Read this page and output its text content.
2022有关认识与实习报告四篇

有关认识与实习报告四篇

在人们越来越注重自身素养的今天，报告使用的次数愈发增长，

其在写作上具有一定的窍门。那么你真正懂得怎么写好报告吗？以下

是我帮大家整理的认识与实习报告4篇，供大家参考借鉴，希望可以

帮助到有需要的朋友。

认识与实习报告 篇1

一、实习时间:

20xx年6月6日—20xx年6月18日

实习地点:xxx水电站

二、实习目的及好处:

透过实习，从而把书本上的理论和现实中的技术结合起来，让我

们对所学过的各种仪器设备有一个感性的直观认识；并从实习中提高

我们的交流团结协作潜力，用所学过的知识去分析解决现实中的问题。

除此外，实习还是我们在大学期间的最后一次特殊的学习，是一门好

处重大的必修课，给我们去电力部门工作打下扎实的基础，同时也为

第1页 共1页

◆ ◆ ◆ ◆ ◆ ◆ ◆

### TASK DIRECTIONS
Write out all the lines again, exactly as they are.

### FINISHED TASK
Read this page and output its text content.
2022有关认识与实习报告四篇

有关认识与实习报告四篇

在人们越来越注重自身素养的今天，报告使用的次数愈发增长，

其在写作上具有一定的窍门。那么你真正懂得怎么写好报告吗？以下

是我帮大家整理的认识与实习报告4篇，供大家参考借鉴，希望可以

帮助到有需要的朋友。

认识与实习报告 篇1

一、实习时间:

20xx年6月6日—20xx年6月18日

实习地点:xxx水电站

二、实习目的及好处:

透过实习，从而把书本上的理论和现实中的技术结合起来，让我

们对所学过的各种仪器设备有一个感性的直观认识；并从实习中提高

我们的交流团结协作潜力，用所学过的知识去分析解决现实中的问题。

除此外，实习还是我们在大学期间的最后一次特殊的学习，是一门好

处重大的必修课，给我们去电力部门工作打下扎实的基础，同时也为

第1页 共1页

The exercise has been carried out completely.